▼▼▼
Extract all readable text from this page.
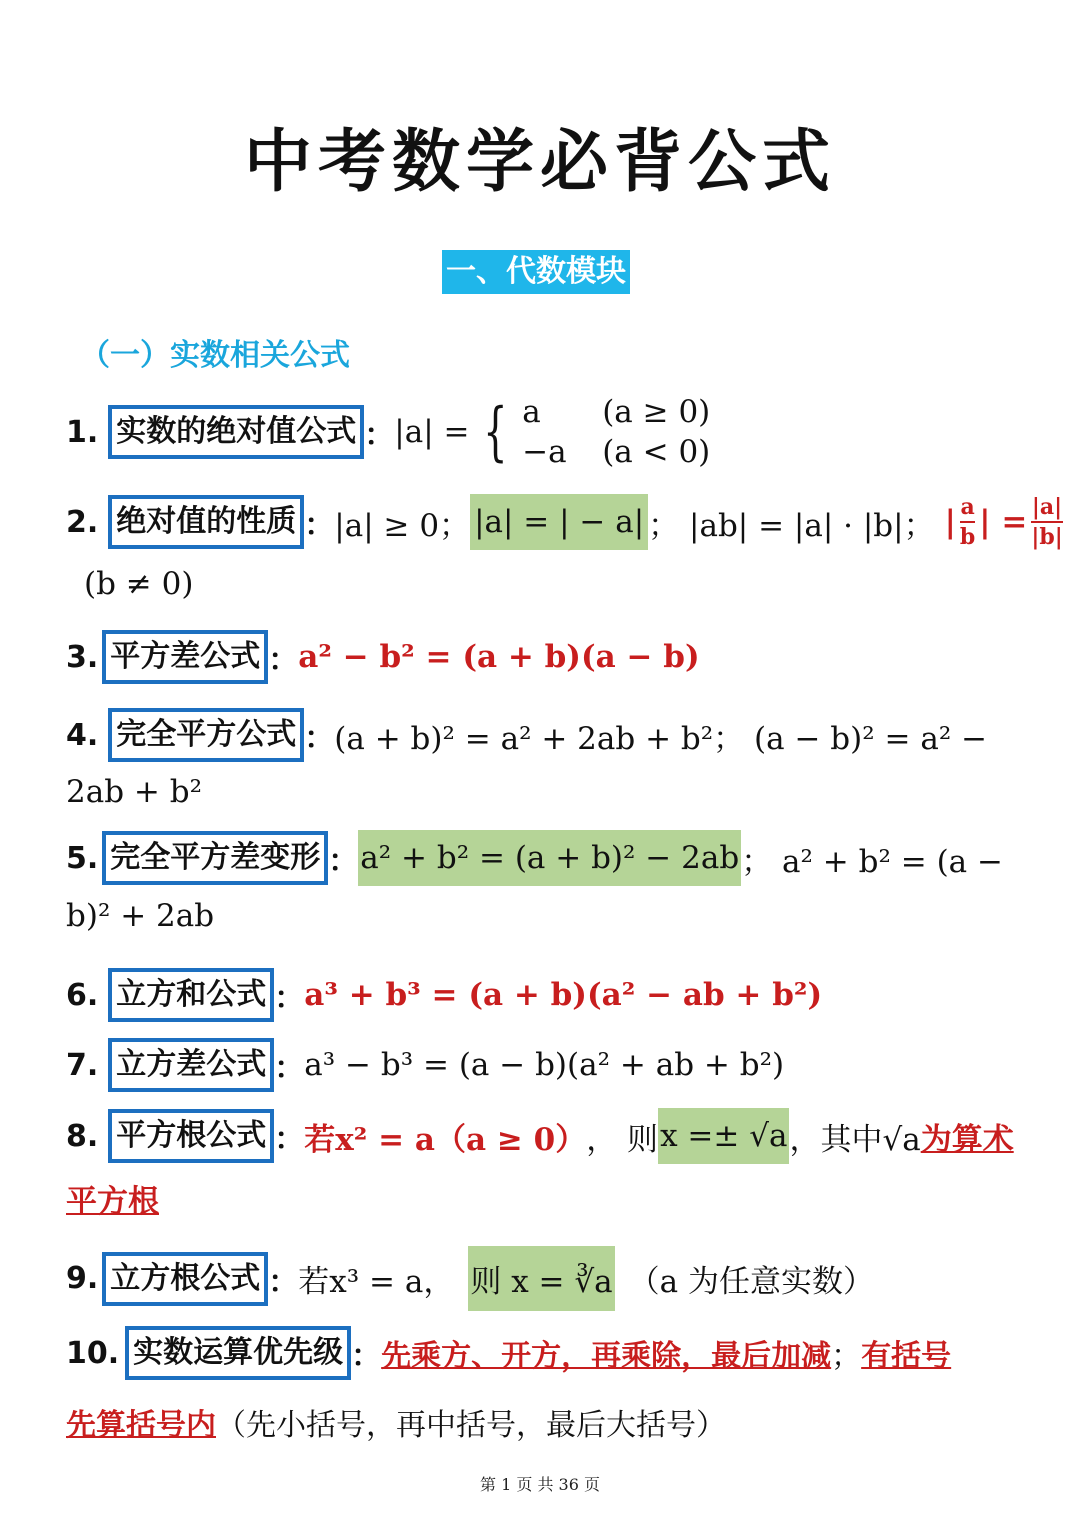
中考数学必背公式
一、代数模块
（一）实数相关公式
1. 实数的绝对值公式 ： |a| = { a	(a ≥ 0)
−a (a < 0)
2. 绝对值的性质 ： |a| ≥ 0； |a| = | − a| ； |ab| = |a| · |b|； | $\frac{a}{b}$ | = $\frac{|a|}{|b|}$
(b ≠ 0)
3. 平方差公式 ： a² − b² = (a + b)(a − b)
4. 完全平方公式 ： (a + b)² = a² + 2ab + b²； (a − b)² = a² −
2ab + b²
5. 完全平方差变形 ： a² + b² = (a + b)² − 2ab ； a² + b² = (a −
b)² + 2ab
6. 立方和公式 ： a³ + b³ = (a + b)(a² − ab + b²)
7. 立方差公式 ： a³ − b³ = (a − b)(a² + ab + b²)
8. 平方根公式 ： 若x² = a（a ≥ 0） ， 则 x =± √a ，其中√a 为算术
平方根
9. 立方根公式 ： 若x³ = a， 则 x = ∛a （a 为任意实数）
10. 实数运算优先级 ： 先乘方、开方，再乘除，最后加减 ； 有括号
先算括号内 （先小括号，再中括号，最后大括号）
第 1 页 共 36 页
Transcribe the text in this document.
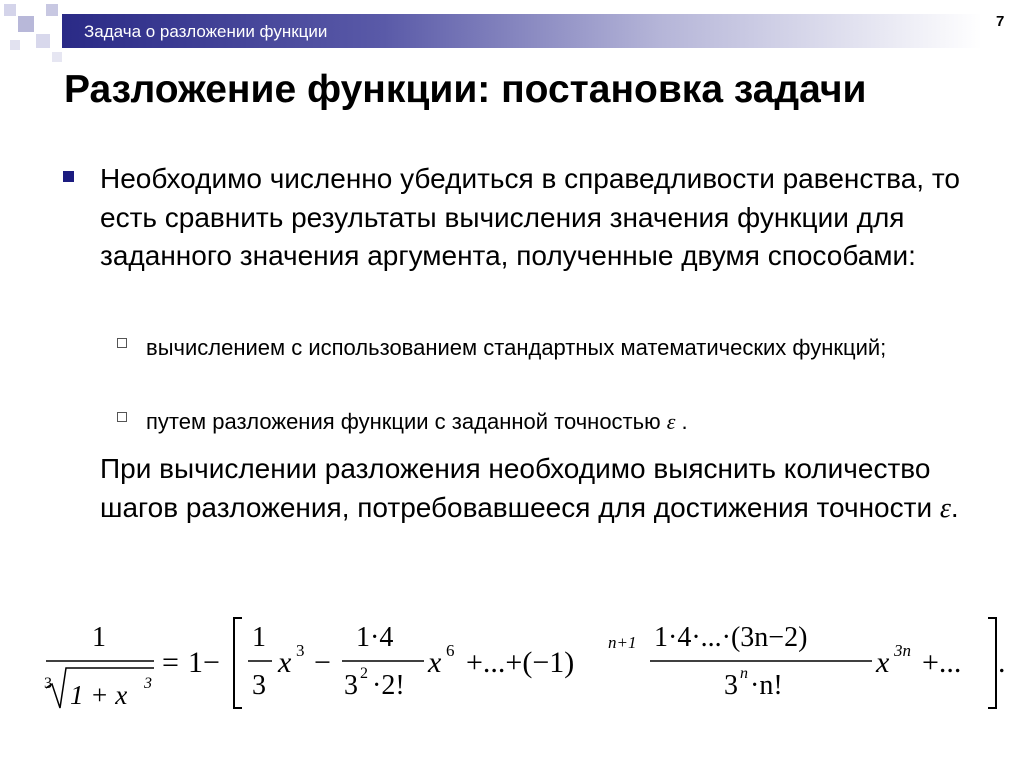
Задача о разложении функции
7
Разложение функции: постановка задачи
Необходимо численно убедиться в справедливости равенства, то есть сравнить результаты вычисления значения функции для заданного значения аргумента, полученные двумя способами:
вычислением с использованием стандартных математических функций;
путем разложения функции с заданной точностью ε .
При вычислении разложения необходимо выяснить количество шагов разложения, потребовавшееся для достижения точности ε.
1
3 1 + x 3
= 1−
1
3
x 3 −
1·4
3 2 ·2!
x 6 +...+(−1)
n+1 1·4·...·(3n−2)
3 n ·n!
x 3n +... .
▲▲▲
> **The problem**
Return every line containing "text".

> **Final result**
Extract all readable text from this page.
Transcribe the text in this document.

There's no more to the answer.